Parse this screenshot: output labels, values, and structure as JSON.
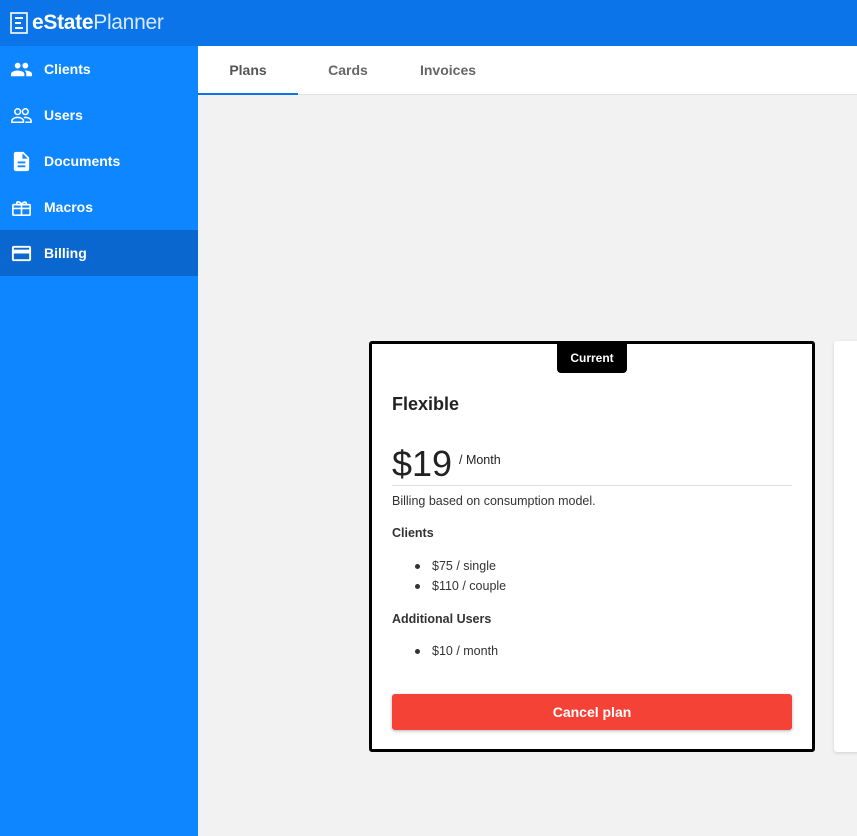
{
  "app": {
    "logo_bold": "eState",
    "logo_light": "Planner"
  },
  "sidebar": {
    "items": [
      {
        "label": "Clients",
        "icon": "people-icon"
      },
      {
        "label": "Users",
        "icon": "users-outline-icon"
      },
      {
        "label": "Documents",
        "icon": "document-icon"
      },
      {
        "label": "Macros",
        "icon": "gift-box-icon"
      },
      {
        "label": "Billing",
        "icon": "credit-card-icon",
        "active": true
      }
    ]
  },
  "tabs": [
    {
      "label": "Plans",
      "active": true
    },
    {
      "label": "Cards"
    },
    {
      "label": "Invoices"
    }
  ],
  "plan": {
    "badge": "Current",
    "name": "Flexible",
    "price": "$19",
    "period": "/ Month",
    "description": "Billing based on consumption model.",
    "clients_heading": "Clients",
    "clients_items": [
      "$75 / single",
      "$110 / couple"
    ],
    "users_heading": "Additional Users",
    "users_items": [
      "$10 / month"
    ],
    "cancel_label": "Cancel plan"
  },
  "colors": {
    "header": "#0a74e8",
    "sidebar": "#0d86ff",
    "sidebar_active": "#0a67cf",
    "cancel": "#f44336"
  }
}
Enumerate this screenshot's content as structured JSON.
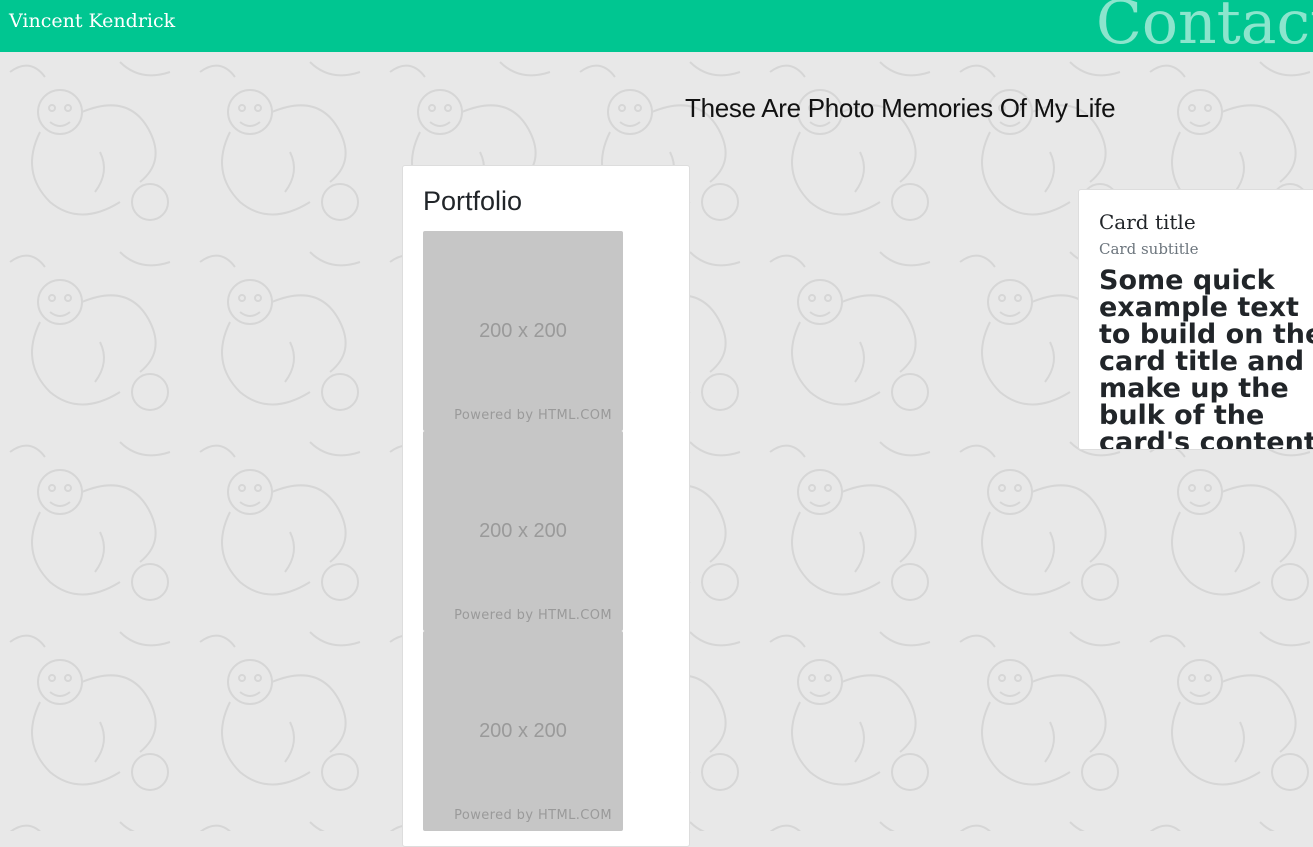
{
  "navbar": {
    "brand": "Vincent Kendrick",
    "contact_link": "Contact",
    "background_color": "#00c691"
  },
  "main": {
    "headline": "These Are Photo Memories Of My Life"
  },
  "portfolio": {
    "title": "Portfolio",
    "photos": [
      {
        "size_label": "200 x 200",
        "credit": "Powered by HTML.COM"
      },
      {
        "size_label": "200 x 200",
        "credit": "Powered by HTML.COM"
      },
      {
        "size_label": "200 x 200",
        "credit": "Powered by HTML.COM"
      }
    ]
  },
  "card": {
    "title": "Card title",
    "subtitle": "Card subtitle",
    "text": "Some quick example text to build on the card title and make up the bulk of the card's content."
  }
}
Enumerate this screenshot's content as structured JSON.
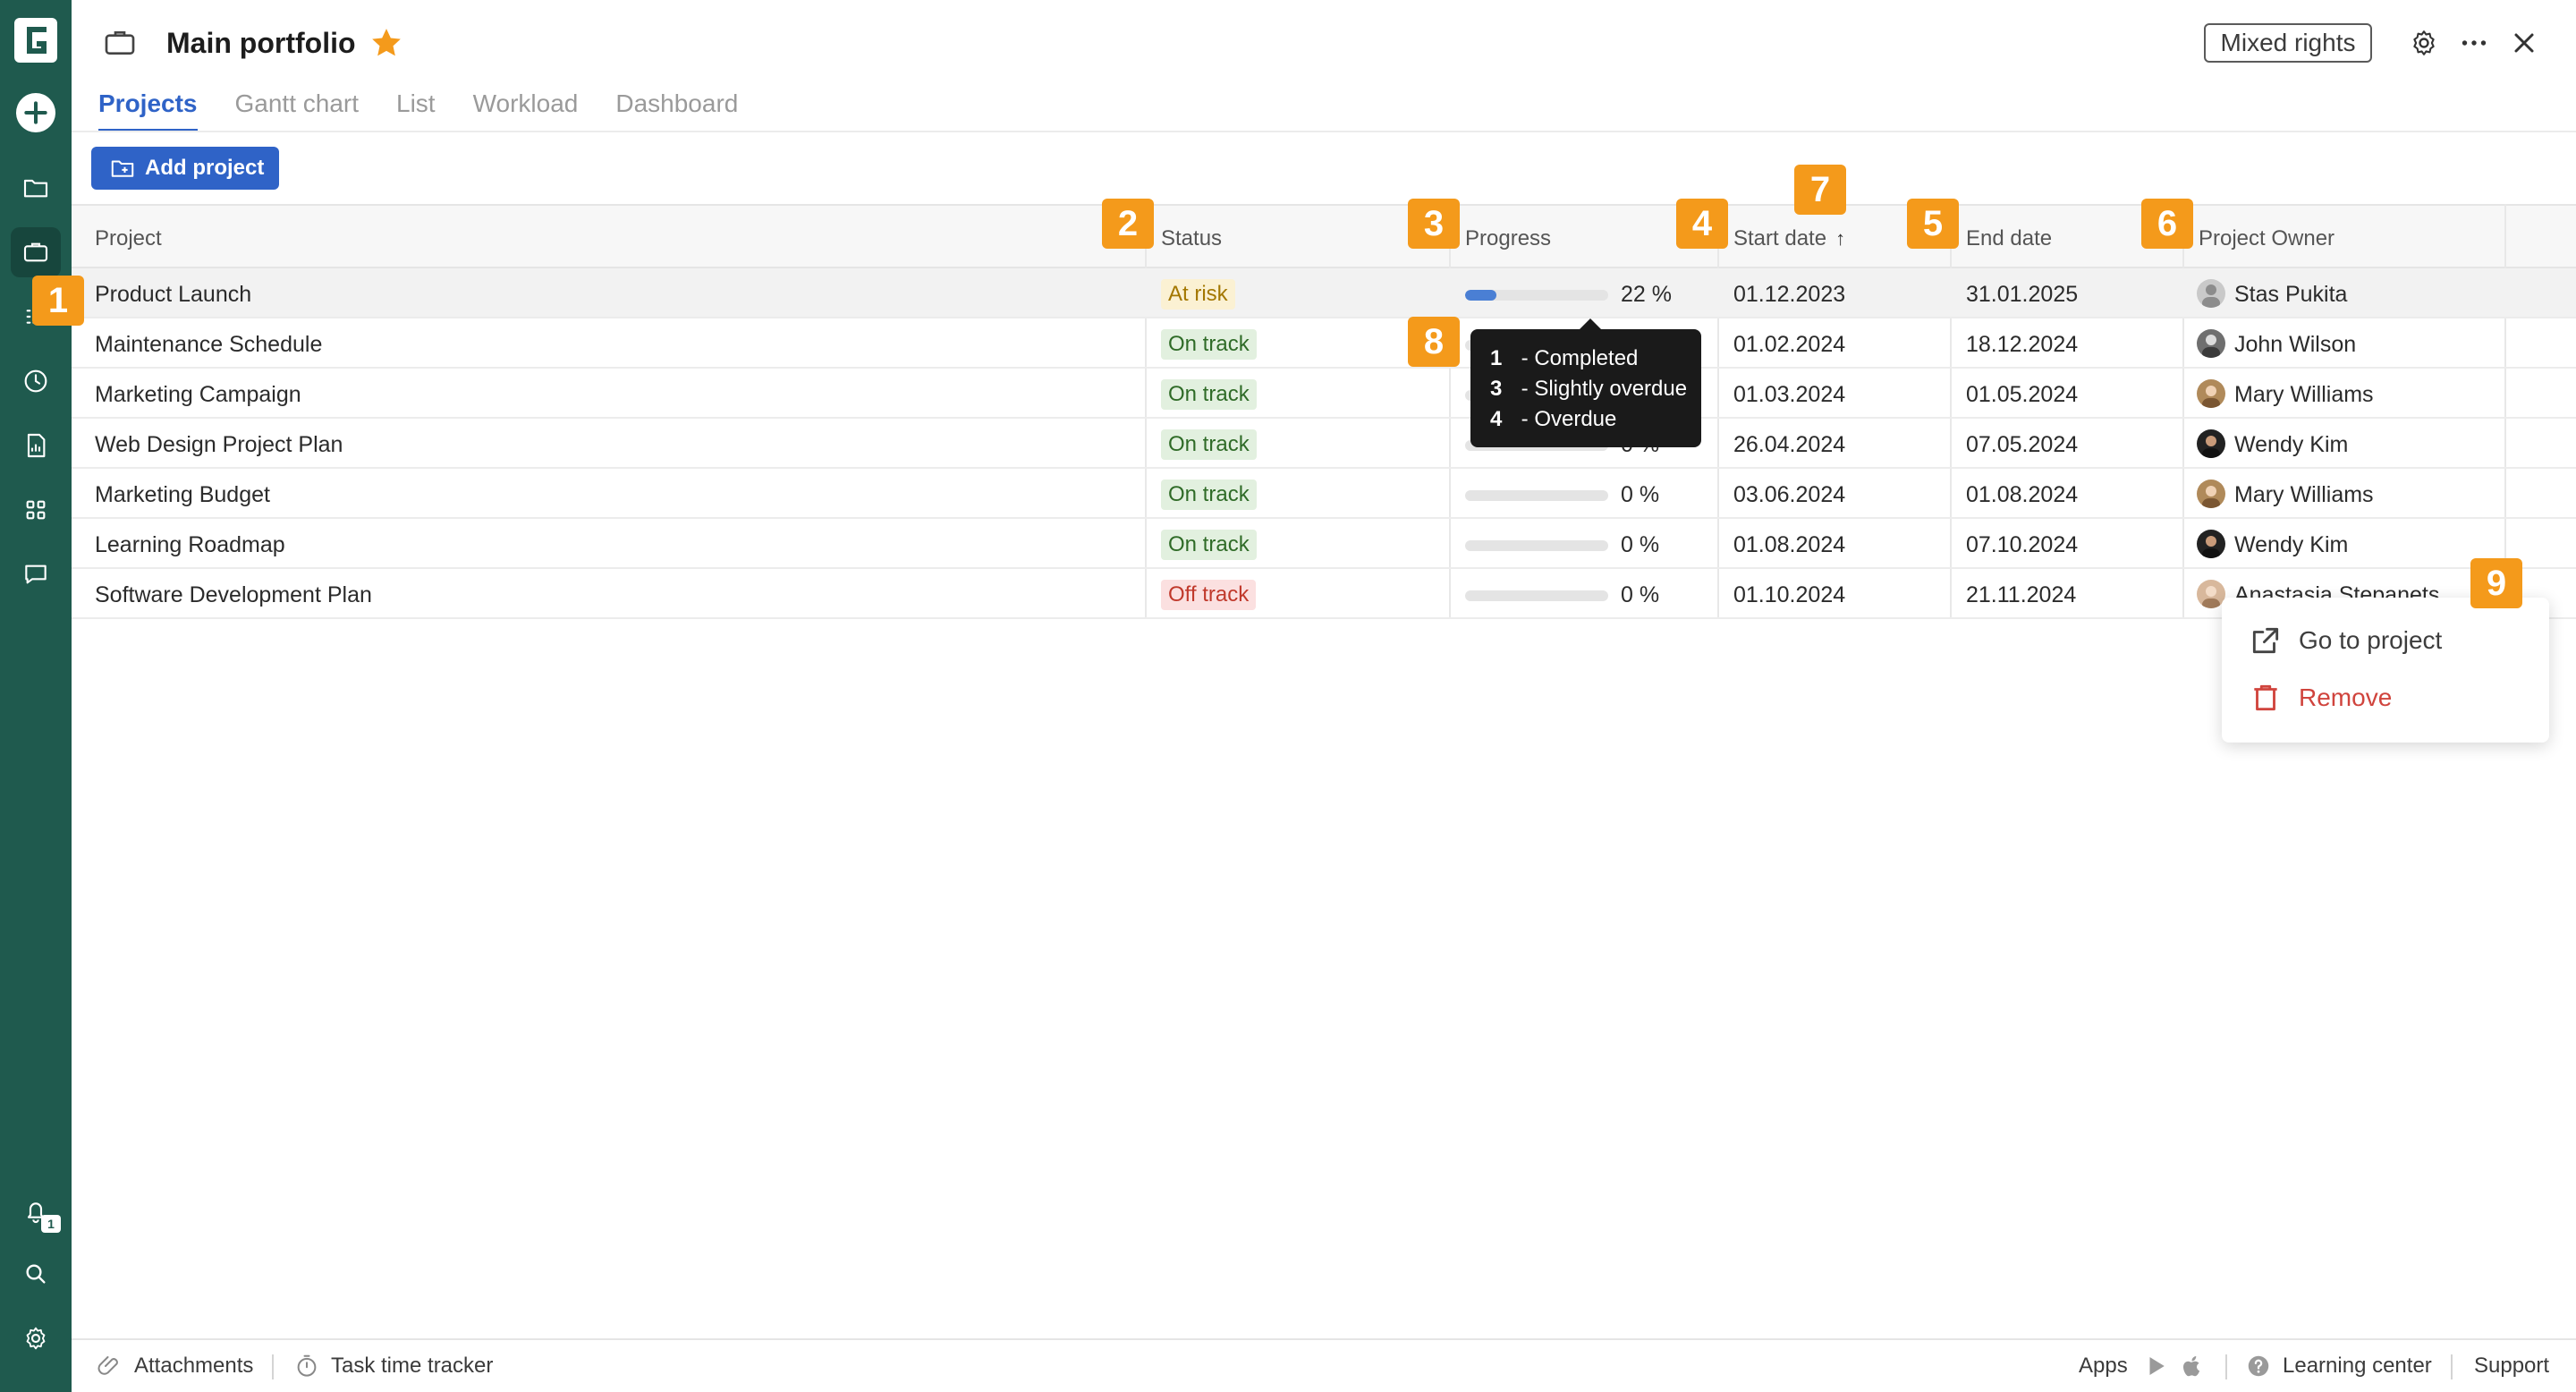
{
  "app": {
    "logo_letter": "G"
  },
  "header": {
    "title": "Main portfolio",
    "rights_button": "Mixed rights"
  },
  "tabs": [
    {
      "label": "Projects",
      "active": true
    },
    {
      "label": "Gantt chart",
      "active": false
    },
    {
      "label": "List",
      "active": false
    },
    {
      "label": "Workload",
      "active": false
    },
    {
      "label": "Dashboard",
      "active": false
    }
  ],
  "toolbar": {
    "add_project": "Add project"
  },
  "table": {
    "columns": [
      "Project",
      "Status",
      "Progress",
      "Start date",
      "End date",
      "Project Owner"
    ],
    "sorted_column": "Start date",
    "sort_direction": "ascending",
    "rows": [
      {
        "project": "Product Launch",
        "status": "At risk",
        "progress": 22,
        "progress_text": "22 %",
        "start": "01.12.2023",
        "end": "31.01.2025",
        "owner": "Stas Pukita"
      },
      {
        "project": "Maintenance Schedule",
        "status": "On track",
        "progress": 0,
        "progress_text": "",
        "start": "01.02.2024",
        "end": "18.12.2024",
        "owner": "John Wilson"
      },
      {
        "project": "Marketing Campaign",
        "status": "On track",
        "progress": 0,
        "progress_text": "",
        "start": "01.03.2024",
        "end": "01.05.2024",
        "owner": "Mary Williams"
      },
      {
        "project": "Web Design Project Plan",
        "status": "On track",
        "progress": 0,
        "progress_text": "0 %",
        "start": "26.04.2024",
        "end": "07.05.2024",
        "owner": "Wendy Kim"
      },
      {
        "project": "Marketing Budget",
        "status": "On track",
        "progress": 0,
        "progress_text": "0 %",
        "start": "03.06.2024",
        "end": "01.08.2024",
        "owner": "Mary Williams"
      },
      {
        "project": "Learning Roadmap",
        "status": "On track",
        "progress": 0,
        "progress_text": "0 %",
        "start": "01.08.2024",
        "end": "07.10.2024",
        "owner": "Wendy Kim"
      },
      {
        "project": "Software Development Plan",
        "status": "Off track",
        "progress": 0,
        "progress_text": "0 %",
        "start": "01.10.2024",
        "end": "21.11.2024",
        "owner": "Anastasia Stepanets"
      }
    ]
  },
  "tooltip": {
    "lines": [
      {
        "count": "1",
        "label": " - Completed"
      },
      {
        "count": "3",
        "label": " - Slightly overdue"
      },
      {
        "count": "4",
        "label": " - Overdue"
      }
    ]
  },
  "context_menu": {
    "go_to_project": "Go to project",
    "remove": "Remove"
  },
  "callouts": [
    "1",
    "2",
    "3",
    "4",
    "5",
    "6",
    "7",
    "8",
    "9"
  ],
  "notifications": {
    "count": "1"
  },
  "footer": {
    "attachments": "Attachments",
    "time_tracker": "Task time tracker",
    "apps": "Apps",
    "learning_center": "Learning center",
    "support": "Support"
  },
  "colors": {
    "rail": "#1f5a4e",
    "accent": "#2f63c7",
    "callout": "#f49a1b",
    "at_risk": "#a37700",
    "on_track": "#2f6b27",
    "off_track": "#c0392b"
  },
  "icons": [
    "logo-icon",
    "plus-icon",
    "folder-icon",
    "briefcase-icon",
    "list-icon",
    "clock-icon",
    "report-icon",
    "grid-icon",
    "chat-icon",
    "bell-icon",
    "search-icon",
    "gear-icon",
    "star-icon",
    "more-icon",
    "close-icon",
    "external-link-icon",
    "trash-icon",
    "paperclip-icon",
    "timer-icon",
    "play-store-icon",
    "apple-icon",
    "help-icon"
  ]
}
· · · ·
Return each line of the data, keeping its wording exact and omitting pictures.

Parse this screenshot: output labels, values, and structure as JSON.
{
  "app": {
    "logo_bold": "eState",
    "logo_light": "Planner"
  },
  "sidebar": {
    "items": [
      {
        "label": "Clients",
        "icon": "people-icon"
      },
      {
        "label": "Users",
        "icon": "users-outline-icon"
      },
      {
        "label": "Documents",
        "icon": "document-icon"
      },
      {
        "label": "Macros",
        "icon": "gift-box-icon"
      },
      {
        "label": "Billing",
        "icon": "credit-card-icon",
        "active": true
      }
    ]
  },
  "tabs": [
    {
      "label": "Plans",
      "active": true
    },
    {
      "label": "Cards"
    },
    {
      "label": "Invoices"
    }
  ],
  "plan": {
    "badge": "Current",
    "name": "Flexible",
    "price": "$19",
    "period": "/ Month",
    "description": "Billing based on consumption model.",
    "clients_heading": "Clients",
    "clients_items": [
      "$75 / single",
      "$110 / couple"
    ],
    "users_heading": "Additional Users",
    "users_items": [
      "$10 / month"
    ],
    "cancel_label": "Cancel plan"
  },
  "colors": {
    "header": "#0a74e8",
    "sidebar": "#0d86ff",
    "sidebar_active": "#0a67cf",
    "cancel": "#f44336"
  }
}
Enumerate this screenshot's content as structured JSON.
{
  "navbar": {
    "brand": "Vincent Kendrick",
    "contact_link": "Contact",
    "background_color": "#00c691"
  },
  "main": {
    "headline": "These Are Photo Memories Of My Life"
  },
  "portfolio": {
    "title": "Portfolio",
    "photos": [
      {
        "size_label": "200 x 200",
        "credit": "Powered by HTML.COM"
      },
      {
        "size_label": "200 x 200",
        "credit": "Powered by HTML.COM"
      },
      {
        "size_label": "200 x 200",
        "credit": "Powered by HTML.COM"
      }
    ]
  },
  "card": {
    "title": "Card title",
    "subtitle": "Card subtitle",
    "text": "Some quick example text to build on the card title and make up the bulk of the card's content."
  }
}
Enumerate this screenshot's content as structured JSON.
{
  "app": {
    "logo_letter": "G"
  },
  "header": {
    "title": "Main portfolio",
    "rights_button": "Mixed rights"
  },
  "tabs": [
    {
      "label": "Projects",
      "active": true
    },
    {
      "label": "Gantt chart",
      "active": false
    },
    {
      "label": "List",
      "active": false
    },
    {
      "label": "Workload",
      "active": false
    },
    {
      "label": "Dashboard",
      "active": false
    }
  ],
  "toolbar": {
    "add_project": "Add project"
  },
  "table": {
    "columns": [
      "Project",
      "Status",
      "Progress",
      "Start date",
      "End date",
      "Project Owner"
    ],
    "sorted_column": "Start date",
    "sort_direction": "ascending",
    "rows": [
      {
        "project": "Product Launch",
        "status": "At risk",
        "progress": 22,
        "progress_text": "22 %",
        "start": "01.12.2023",
        "end": "31.01.2025",
        "owner": "Stas Pukita"
      },
      {
        "project": "Maintenance Schedule",
        "status": "On track",
        "progress": 0,
        "progress_text": "",
        "start": "01.02.2024",
        "end": "18.12.2024",
        "owner": "John Wilson"
      },
      {
        "project": "Marketing Campaign",
        "status": "On track",
        "progress": 0,
        "progress_text": "",
        "start": "01.03.2024",
        "end": "01.05.2024",
        "owner": "Mary Williams"
      },
      {
        "project": "Web Design Project Plan",
        "status": "On track",
        "progress": 0,
        "progress_text": "0 %",
        "start": "26.04.2024",
        "end": "07.05.2024",
        "owner": "Wendy Kim"
      },
      {
        "project": "Marketing Budget",
        "status": "On track",
        "progress": 0,
        "progress_text": "0 %",
        "start": "03.06.2024",
        "end": "01.08.2024",
        "owner": "Mary Williams"
      },
      {
        "project": "Learning Roadmap",
        "status": "On track",
        "progress": 0,
        "progress_text": "0 %",
        "start": "01.08.2024",
        "end": "07.10.2024",
        "owner": "Wendy Kim"
      },
      {
        "project": "Software Development Plan",
        "status": "Off track",
        "progress": 0,
        "progress_text": "0 %",
        "start": "01.10.2024",
        "end": "21.11.2024",
        "owner": "Anastasia Stepanets"
      }
    ]
  },
  "tooltip": {
    "lines": [
      {
        "count": "1",
        "label": " - Completed"
      },
      {
        "count": "3",
        "label": " - Slightly overdue"
      },
      {
        "count": "4",
        "label": " - Overdue"
      }
    ]
  },
  "context_menu": {
    "go_to_project": "Go to project",
    "remove": "Remove"
  },
  "callouts": [
    "1",
    "2",
    "3",
    "4",
    "5",
    "6",
    "7",
    "8",
    "9"
  ],
  "notifications": {
    "count": "1"
  },
  "footer": {
    "attachments": "Attachments",
    "time_tracker": "Task time tracker",
    "apps": "Apps",
    "learning_center": "Learning center",
    "support": "Support"
  },
  "colors": {
    "rail": "#1f5a4e",
    "accent": "#2f63c7",
    "callout": "#f49a1b",
    "at_risk": "#a37700",
    "on_track": "#2f6b27",
    "off_track": "#c0392b"
  },
  "icons": [
    "logo-icon",
    "plus-icon",
    "folder-icon",
    "briefcase-icon",
    "list-icon",
    "clock-icon",
    "report-icon",
    "grid-icon",
    "chat-icon",
    "bell-icon",
    "search-icon",
    "gear-icon",
    "star-icon",
    "more-icon",
    "close-icon",
    "external-link-icon",
    "trash-icon",
    "paperclip-icon",
    "timer-icon",
    "play-store-icon",
    "apple-icon",
    "help-icon"
  ]
}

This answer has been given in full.